Written task
Give the data again exactly as written, skipping any pictures.

──────

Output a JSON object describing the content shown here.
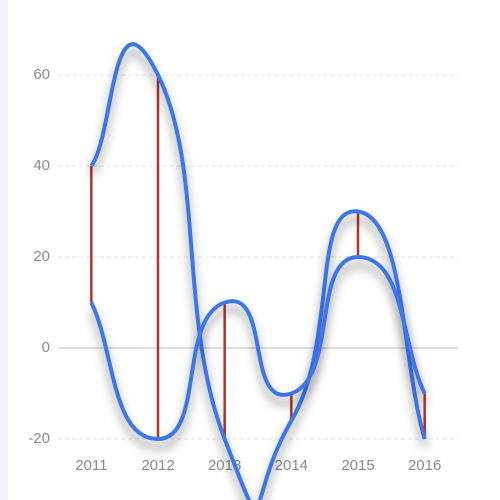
{
  "chart_data": {
    "type": "line",
    "smooth": true,
    "grid": true,
    "categories": [
      "2011",
      "2012",
      "2013",
      "2014",
      "2015",
      "2016"
    ],
    "series": [
      {
        "color": "#3b76ef",
        "values": [
          40,
          60,
          -20,
          -16,
          30,
          -20
        ]
      },
      {
        "color": "#3b76ef",
        "values": [
          10,
          -20,
          10,
          -10,
          20,
          -10
        ]
      }
    ],
    "range_bar_color": "#b8322b",
    "ylim": [
      -20,
      60
    ],
    "yticks": [
      -20,
      0,
      20,
      40,
      60
    ]
  }
}
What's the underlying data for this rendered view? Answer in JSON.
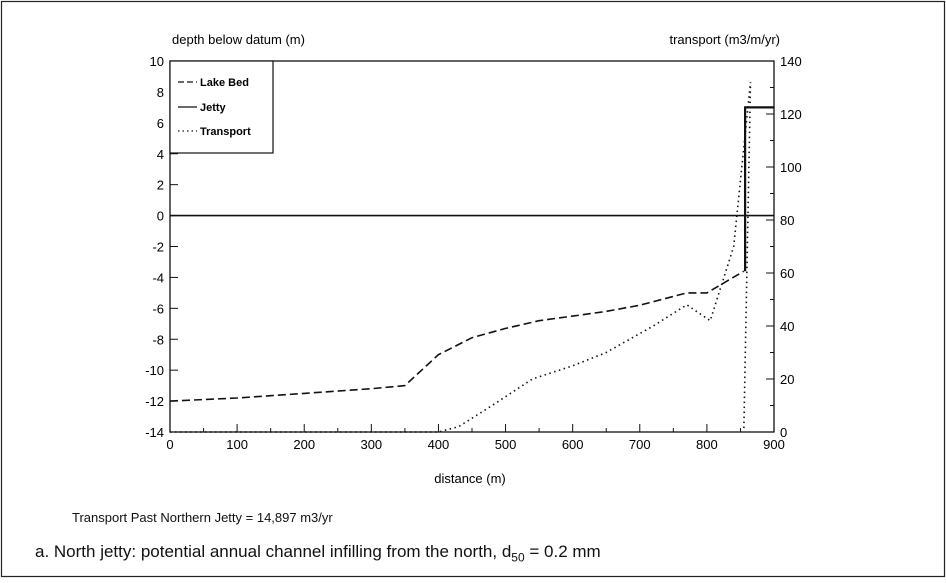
{
  "chart_data": {
    "type": "line",
    "xlabel": "distance (m)",
    "ylabel_left": "depth below datum (m)",
    "ylabel_right": "transport (m3/m/yr)",
    "xlim": [
      0,
      900
    ],
    "ylim_left": [
      -14,
      10
    ],
    "ylim_right": [
      0,
      140
    ],
    "x_ticks": [
      "0",
      "100",
      "200",
      "300",
      "400",
      "500",
      "600",
      "700",
      "800",
      "900"
    ],
    "y_left_ticks": [
      "10",
      "8",
      "6",
      "4",
      "2",
      "0",
      "-2",
      "-4",
      "-6",
      "-8",
      "-10",
      "-12",
      "-14"
    ],
    "y_right_ticks": [
      "140",
      "120",
      "100",
      "80",
      "60",
      "40",
      "20",
      "0"
    ],
    "legend": [
      "Lake Bed",
      "Jetty",
      "Transport"
    ],
    "legend_position": "top-left",
    "grid": false,
    "series": [
      {
        "name": "Lake Bed",
        "axis": "left",
        "style": "dashed",
        "points": [
          [
            0,
            -12
          ],
          [
            100,
            -11.8
          ],
          [
            200,
            -11.5
          ],
          [
            300,
            -11.2
          ],
          [
            350,
            -11
          ],
          [
            400,
            -9
          ],
          [
            450,
            -7.9
          ],
          [
            500,
            -7.3
          ],
          [
            550,
            -6.8
          ],
          [
            600,
            -6.5
          ],
          [
            650,
            -6.2
          ],
          [
            700,
            -5.8
          ],
          [
            770,
            -5
          ],
          [
            800,
            -5
          ],
          [
            855,
            -3.6
          ]
        ]
      },
      {
        "name": "Jetty",
        "axis": "left",
        "style": "solid",
        "points": [
          [
            857,
            -3.6
          ],
          [
            857,
            7
          ],
          [
            900,
            7
          ]
        ]
      },
      {
        "name": "Transport",
        "axis": "right",
        "style": "dotted",
        "points": [
          [
            0,
            0
          ],
          [
            300,
            0
          ],
          [
            400,
            0
          ],
          [
            430,
            2
          ],
          [
            480,
            10
          ],
          [
            540,
            20
          ],
          [
            600,
            25
          ],
          [
            650,
            30
          ],
          [
            720,
            40
          ],
          [
            770,
            48
          ],
          [
            805,
            42
          ],
          [
            840,
            70
          ],
          [
            865,
            132
          ],
          [
            855,
            0
          ]
        ]
      },
      {
        "name": "Datum",
        "axis": "left",
        "style": "solid",
        "points": [
          [
            0,
            0
          ],
          [
            900,
            0
          ]
        ]
      }
    ]
  },
  "summary": "Transport Past Northern Jetty = 14,897 m3/yr",
  "caption": {
    "prefix": "a.  North jetty:  potential annual channel infilling from the north, d",
    "subscript": "50",
    "suffix": " = 0.2 mm"
  }
}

──────

Answer
Output a JSON object describing the content shown here.
{
  "chart_data": {
    "type": "line",
    "smooth": true,
    "grid": true,
    "categories": [
      "2011",
      "2012",
      "2013",
      "2014",
      "2015",
      "2016"
    ],
    "series": [
      {
        "color": "#3b76ef",
        "values": [
          40,
          60,
          -20,
          -16,
          30,
          -20
        ]
      },
      {
        "color": "#3b76ef",
        "values": [
          10,
          -20,
          10,
          -10,
          20,
          -10
        ]
      }
    ],
    "range_bar_color": "#b8322b",
    "ylim": [
      -20,
      60
    ],
    "yticks": [
      -20,
      0,
      20,
      40,
      60
    ]
  }
}
What's the underlying data for this rendered view? Answer in JSON.
{
  "chart_data": {
    "type": "line",
    "xlabel": "distance (m)",
    "ylabel_left": "depth below datum (m)",
    "ylabel_right": "transport (m3/m/yr)",
    "xlim": [
      0,
      900
    ],
    "ylim_left": [
      -14,
      10
    ],
    "ylim_right": [
      0,
      140
    ],
    "x_ticks": [
      "0",
      "100",
      "200",
      "300",
      "400",
      "500",
      "600",
      "700",
      "800",
      "900"
    ],
    "y_left_ticks": [
      "10",
      "8",
      "6",
      "4",
      "2",
      "0",
      "-2",
      "-4",
      "-6",
      "-8",
      "-10",
      "-12",
      "-14"
    ],
    "y_right_ticks": [
      "140",
      "120",
      "100",
      "80",
      "60",
      "40",
      "20",
      "0"
    ],
    "legend": [
      "Lake Bed",
      "Jetty",
      "Transport"
    ],
    "legend_position": "top-left",
    "grid": false,
    "series": [
      {
        "name": "Lake Bed",
        "axis": "left",
        "style": "dashed",
        "points": [
          [
            0,
            -12
          ],
          [
            100,
            -11.8
          ],
          [
            200,
            -11.5
          ],
          [
            300,
            -11.2
          ],
          [
            350,
            -11
          ],
          [
            400,
            -9
          ],
          [
            450,
            -7.9
          ],
          [
            500,
            -7.3
          ],
          [
            550,
            -6.8
          ],
          [
            600,
            -6.5
          ],
          [
            650,
            -6.2
          ],
          [
            700,
            -5.8
          ],
          [
            770,
            -5
          ],
          [
            800,
            -5
          ],
          [
            855,
            -3.6
          ]
        ]
      },
      {
        "name": "Jetty",
        "axis": "left",
        "style": "solid",
        "points": [
          [
            857,
            -3.6
          ],
          [
            857,
            7
          ],
          [
            900,
            7
          ]
        ]
      },
      {
        "name": "Transport",
        "axis": "right",
        "style": "dotted",
        "points": [
          [
            0,
            0
          ],
          [
            300,
            0
          ],
          [
            400,
            0
          ],
          [
            430,
            2
          ],
          [
            480,
            10
          ],
          [
            540,
            20
          ],
          [
            600,
            25
          ],
          [
            650,
            30
          ],
          [
            720,
            40
          ],
          [
            770,
            48
          ],
          [
            805,
            42
          ],
          [
            840,
            70
          ],
          [
            865,
            132
          ],
          [
            855,
            0
          ]
        ]
      },
      {
        "name": "Datum",
        "axis": "left",
        "style": "solid",
        "points": [
          [
            0,
            0
          ],
          [
            900,
            0
          ]
        ]
      }
    ]
  },
  "summary": "Transport Past Northern Jetty = 14,897 m3/yr",
  "caption": {
    "prefix": "a.  North jetty:  potential annual channel infilling from the north, d",
    "subscript": "50",
    "suffix": " = 0.2 mm"
  }
}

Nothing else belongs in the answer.